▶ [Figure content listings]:
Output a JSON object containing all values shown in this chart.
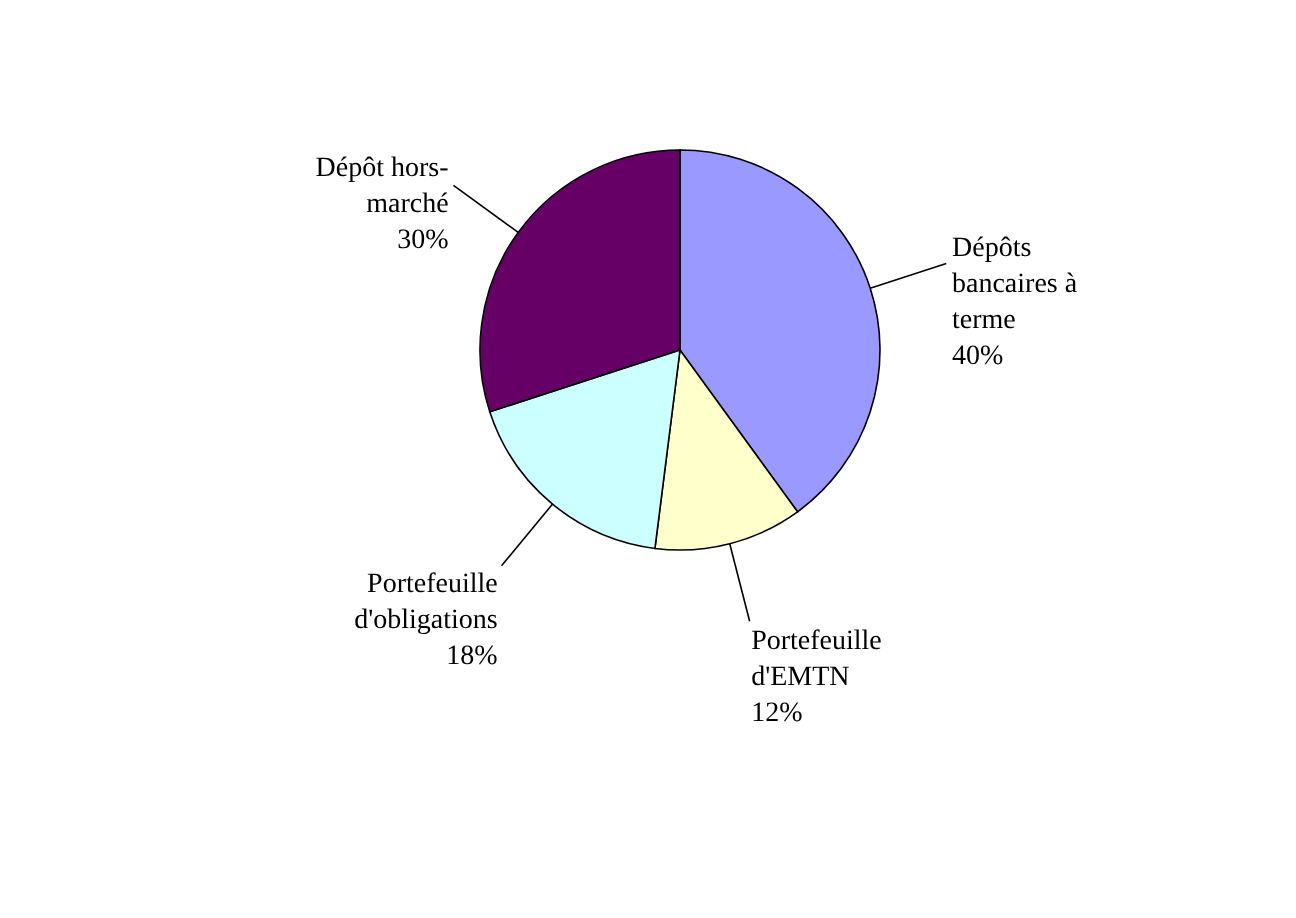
{
  "chart_data": {
    "type": "pie",
    "categories": [
      "Dépôts bancaires à terme",
      "Portefeuille d'EMTN",
      "Portefeuille d'obligations",
      "Dépôt hors-marché"
    ],
    "values": [
      40,
      12,
      18,
      30
    ],
    "colors": [
      "#9999ff",
      "#ffffcc",
      "#ccffff",
      "#660066"
    ],
    "value_labels": [
      "40%",
      "12%",
      "18%",
      "30%"
    ]
  }
}
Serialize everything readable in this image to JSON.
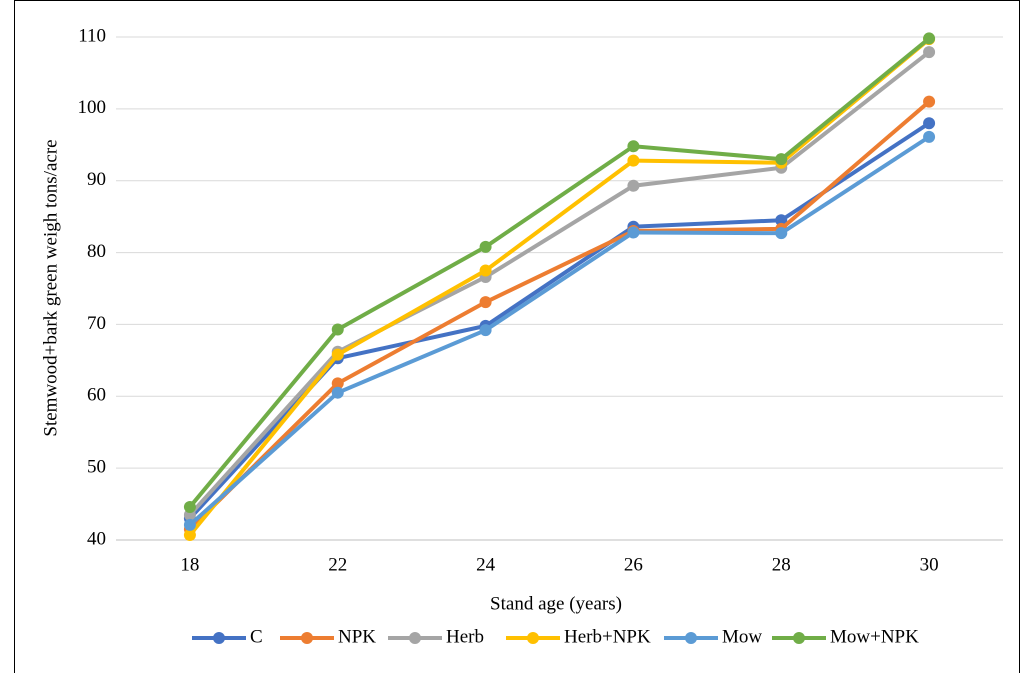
{
  "chart_data": {
    "type": "line",
    "x_label": "Stand age (years)",
    "y_label": "Stemwood+bark green weigh tons/acre",
    "categories": [
      "18",
      "22",
      "24",
      "26",
      "28",
      "30"
    ],
    "series": [
      {
        "name": "C",
        "color": "#4472c4",
        "values": [
          43,
          65.3,
          69.8,
          83.6,
          84.5,
          98
        ]
      },
      {
        "name": "NPK",
        "color": "#ed7d31",
        "values": [
          41.5,
          61.8,
          73.1,
          83,
          83.3,
          101
        ]
      },
      {
        "name": "Herb",
        "color": "#a5a5a5",
        "values": [
          43.5,
          66.2,
          76.6,
          89.3,
          91.8,
          107.9
        ]
      },
      {
        "name": "Herb+NPK",
        "color": "#ffc000",
        "values": [
          40.7,
          65.8,
          77.5,
          92.8,
          92.5,
          109.7
        ]
      },
      {
        "name": "Mow",
        "color": "#5b9bd5",
        "values": [
          42.1,
          60.5,
          69.2,
          82.8,
          82.7,
          96.1
        ]
      },
      {
        "name": "Mow+NPK",
        "color": "#70ad47",
        "values": [
          44.6,
          69.3,
          80.8,
          94.8,
          93,
          109.8
        ]
      }
    ],
    "ylim": [
      40,
      110
    ],
    "yticks": [
      40,
      50,
      60,
      70,
      80,
      90,
      100,
      110
    ],
    "grid": true,
    "legend": "bottom"
  }
}
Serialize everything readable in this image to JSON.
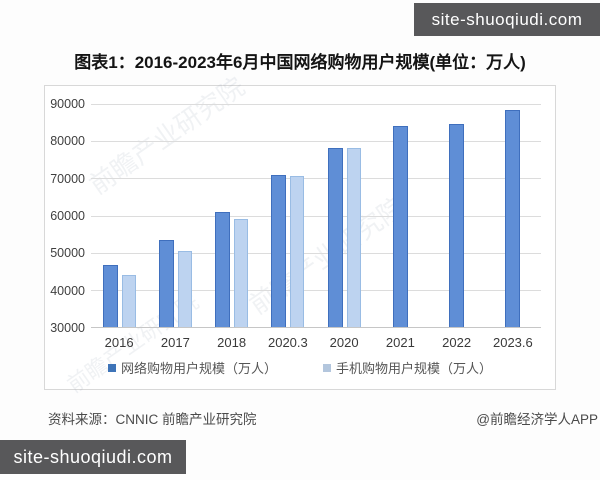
{
  "title": "图表1：2016-2023年6月中国网络购物用户规模(单位：万人)",
  "watermarks": {
    "site_badge": "site-shuoqiudi.com",
    "diagonal": "前瞻产业研究院"
  },
  "footer": {
    "source": "资料来源：CNNIC 前瞻产业研究院",
    "credit": "@前瞻经济学人APP"
  },
  "chart_data": {
    "type": "bar",
    "title": "图表1：2016-2023年6月中国网络购物用户规模(单位：万人)",
    "xlabel": "",
    "ylabel": "万人",
    "categories": [
      "2016",
      "2017",
      "2018",
      "2020.3",
      "2020",
      "2021",
      "2022",
      "2023.6"
    ],
    "series": [
      {
        "name": "网络购物用户规模（万人）",
        "color": "#5f8ed6",
        "border_color": "#3f6fbd",
        "legend_marker_color": "#3e74b8",
        "values": [
          46670,
          53332,
          61011,
          71027,
          78241,
          84210,
          84529,
          88401
        ]
      },
      {
        "name": "手机购物用户规模（万人）",
        "color": "#bdd3f0",
        "border_color": "#99bce4",
        "legend_marker_color": "#b3c6dd",
        "values": [
          44089,
          50563,
          59191,
          70749,
          78108,
          null,
          null,
          null
        ]
      }
    ],
    "ylim": [
      30000,
      90000
    ],
    "ytick_step": 10000,
    "grid": true,
    "legend_position": "bottom"
  }
}
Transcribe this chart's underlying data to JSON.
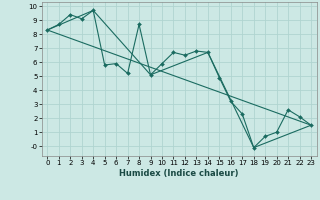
{
  "xlabel": "Humidex (Indice chaleur)",
  "bg_color": "#cce8e4",
  "grid_color": "#b0d4d0",
  "line_color": "#1a6b60",
  "xlim": [
    -0.5,
    23.5
  ],
  "ylim": [
    -0.7,
    10.3
  ],
  "xticks": [
    0,
    1,
    2,
    3,
    4,
    5,
    6,
    7,
    8,
    9,
    10,
    11,
    12,
    13,
    14,
    15,
    16,
    17,
    18,
    19,
    20,
    21,
    22,
    23
  ],
  "yticks": [
    0,
    1,
    2,
    3,
    4,
    5,
    6,
    7,
    8,
    9,
    10
  ],
  "ytick_labels": [
    "-0",
    "1",
    "2",
    "3",
    "4",
    "5",
    "6",
    "7",
    "8",
    "9",
    "10"
  ],
  "line1_x": [
    0,
    1,
    2,
    3,
    4,
    5,
    6,
    7,
    8,
    9,
    10,
    11,
    12,
    13,
    14,
    15,
    16,
    17,
    18,
    19,
    20,
    21,
    22,
    23
  ],
  "line1_y": [
    8.3,
    8.7,
    9.4,
    9.1,
    9.7,
    5.8,
    5.9,
    5.2,
    8.7,
    5.1,
    5.9,
    6.7,
    6.5,
    6.8,
    6.7,
    4.9,
    3.2,
    2.3,
    -0.1,
    0.7,
    1.0,
    2.6,
    2.1,
    1.5
  ],
  "line2_x": [
    0,
    4,
    9,
    14,
    18,
    23
  ],
  "line2_y": [
    8.3,
    9.7,
    5.1,
    6.7,
    -0.1,
    1.5
  ],
  "line3_x": [
    0,
    23
  ],
  "line3_y": [
    8.3,
    1.5
  ],
  "xlabel_fontsize": 6.0,
  "tick_fontsize": 5.0
}
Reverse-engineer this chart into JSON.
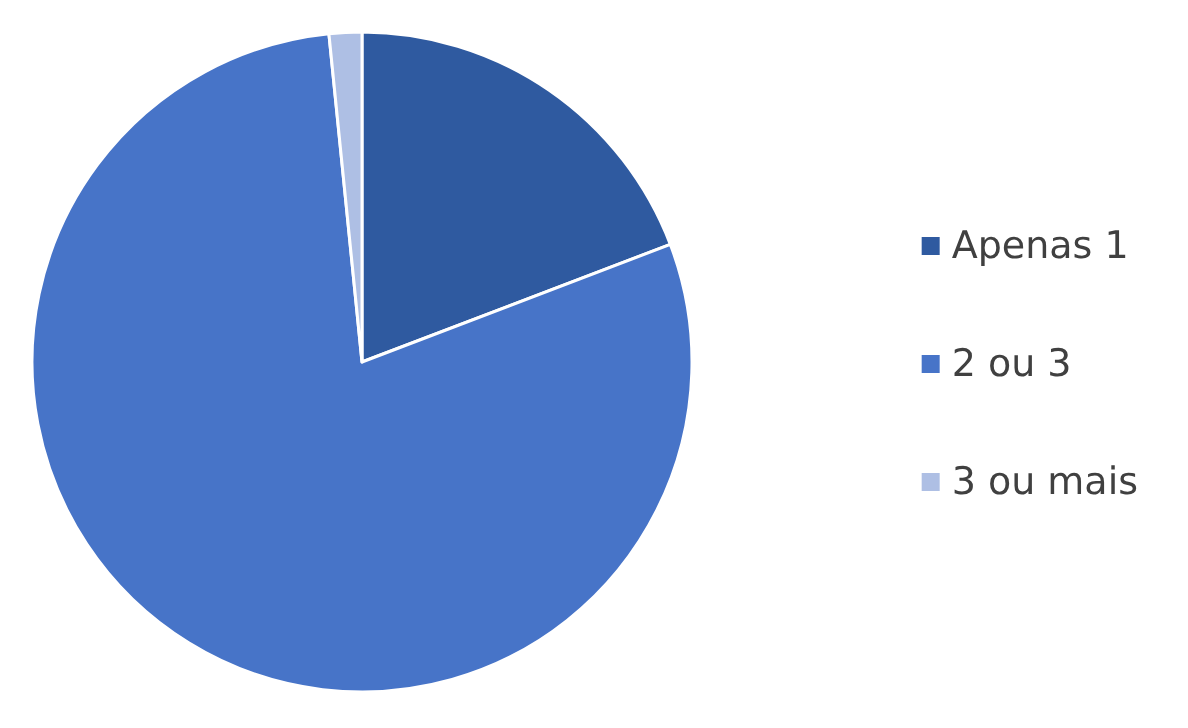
{
  "chart_data": {
    "type": "pie",
    "categories": [
      "Apenas 1",
      "2 ou 3",
      "3 ou mais"
    ],
    "values": [
      19.2,
      79.2,
      1.6
    ],
    "colors": [
      "#2f5aa0",
      "#4774c8",
      "#aebfe4"
    ],
    "legend": "right"
  }
}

▶ [Problem description]:
Quote the material in full and exactly; do not carry over its pictures.

▶ [Answer]:
Output a JSON object containing all values shown in this chart.
{
  "chart_data": {
    "type": "pie",
    "categories": [
      "Dépôts bancaires à terme",
      "Portefeuille d'EMTN",
      "Portefeuille d'obligations",
      "Dépôt hors-marché"
    ],
    "values": [
      40,
      12,
      18,
      30
    ],
    "colors": [
      "#9999ff",
      "#ffffcc",
      "#ccffff",
      "#660066"
    ],
    "value_labels": [
      "40%",
      "12%",
      "18%",
      "30%"
    ]
  }
}
Serialize everything readable in this image to JSON.
{
  "chart_data": {
    "type": "line",
    "x_label": "Stand age (years)",
    "y_label": "Stemwood+bark green weigh tons/acre",
    "categories": [
      "18",
      "22",
      "24",
      "26",
      "28",
      "30"
    ],
    "series": [
      {
        "name": "C",
        "color": "#4472c4",
        "values": [
          43,
          65.3,
          69.8,
          83.6,
          84.5,
          98
        ]
      },
      {
        "name": "NPK",
        "color": "#ed7d31",
        "values": [
          41.5,
          61.8,
          73.1,
          83,
          83.3,
          101
        ]
      },
      {
        "name": "Herb",
        "color": "#a5a5a5",
        "values": [
          43.5,
          66.2,
          76.6,
          89.3,
          91.8,
          107.9
        ]
      },
      {
        "name": "Herb+NPK",
        "color": "#ffc000",
        "values": [
          40.7,
          65.8,
          77.5,
          92.8,
          92.5,
          109.7
        ]
      },
      {
        "name": "Mow",
        "color": "#5b9bd5",
        "values": [
          42.1,
          60.5,
          69.2,
          82.8,
          82.7,
          96.1
        ]
      },
      {
        "name": "Mow+NPK",
        "color": "#70ad47",
        "values": [
          44.6,
          69.3,
          80.8,
          94.8,
          93,
          109.8
        ]
      }
    ],
    "ylim": [
      40,
      110
    ],
    "yticks": [
      40,
      50,
      60,
      70,
      80,
      90,
      100,
      110
    ],
    "grid": true,
    "legend": "bottom"
  }
}
Serialize everything readable in this image to JSON.
{
  "title": "图表1：2016-2023年6月中国网络购物用户规模(单位：万人)",
  "watermarks": {
    "site_badge": "site-shuoqiudi.com",
    "diagonal": "前瞻产业研究院"
  },
  "footer": {
    "source": "资料来源：CNNIC 前瞻产业研究院",
    "credit": "@前瞻经济学人APP"
  },
  "chart_data": {
    "type": "bar",
    "title": "图表1：2016-2023年6月中国网络购物用户规模(单位：万人)",
    "xlabel": "",
    "ylabel": "万人",
    "categories": [
      "2016",
      "2017",
      "2018",
      "2020.3",
      "2020",
      "2021",
      "2022",
      "2023.6"
    ],
    "series": [
      {
        "name": "网络购物用户规模（万人）",
        "color": "#5f8ed6",
        "border_color": "#3f6fbd",
        "legend_marker_color": "#3e74b8",
        "values": [
          46670,
          53332,
          61011,
          71027,
          78241,
          84210,
          84529,
          88401
        ]
      },
      {
        "name": "手机购物用户规模（万人）",
        "color": "#bdd3f0",
        "border_color": "#99bce4",
        "legend_marker_color": "#b3c6dd",
        "values": [
          44089,
          50563,
          59191,
          70749,
          78108,
          null,
          null,
          null
        ]
      }
    ],
    "ylim": [
      30000,
      90000
    ],
    "ytick_step": 10000,
    "grid": true,
    "legend_position": "bottom"
  }
}
Transcribe this chart's underlying data to JSON.
{
  "xlabel": "Humidex (Indice chaleur)",
  "bg_color": "#cce8e4",
  "grid_color": "#b0d4d0",
  "line_color": "#1a6b60",
  "xlim": [
    -0.5,
    23.5
  ],
  "ylim": [
    -0.7,
    10.3
  ],
  "xticks": [
    0,
    1,
    2,
    3,
    4,
    5,
    6,
    7,
    8,
    9,
    10,
    11,
    12,
    13,
    14,
    15,
    16,
    17,
    18,
    19,
    20,
    21,
    22,
    23
  ],
  "yticks": [
    0,
    1,
    2,
    3,
    4,
    5,
    6,
    7,
    8,
    9,
    10
  ],
  "ytick_labels": [
    "-0",
    "1",
    "2",
    "3",
    "4",
    "5",
    "6",
    "7",
    "8",
    "9",
    "10"
  ],
  "line1_x": [
    0,
    1,
    2,
    3,
    4,
    5,
    6,
    7,
    8,
    9,
    10,
    11,
    12,
    13,
    14,
    15,
    16,
    17,
    18,
    19,
    20,
    21,
    22,
    23
  ],
  "line1_y": [
    8.3,
    8.7,
    9.4,
    9.1,
    9.7,
    5.8,
    5.9,
    5.2,
    8.7,
    5.1,
    5.9,
    6.7,
    6.5,
    6.8,
    6.7,
    4.9,
    3.2,
    2.3,
    -0.1,
    0.7,
    1.0,
    2.6,
    2.1,
    1.5
  ],
  "line2_x": [
    0,
    4,
    9,
    14,
    18,
    23
  ],
  "line2_y": [
    8.3,
    9.7,
    5.1,
    6.7,
    -0.1,
    1.5
  ],
  "line3_x": [
    0,
    23
  ],
  "line3_y": [
    8.3,
    1.5
  ],
  "xlabel_fontsize": 6.0,
  "tick_fontsize": 5.0
}
Reverse-engineer this chart into JSON.
{
  "chart_data": {
    "type": "pie",
    "categories": [
      "Apenas 1",
      "2 ou 3",
      "3 ou mais"
    ],
    "values": [
      19.2,
      79.2,
      1.6
    ],
    "colors": [
      "#2f5aa0",
      "#4774c8",
      "#aebfe4"
    ],
    "legend": "right"
  }
}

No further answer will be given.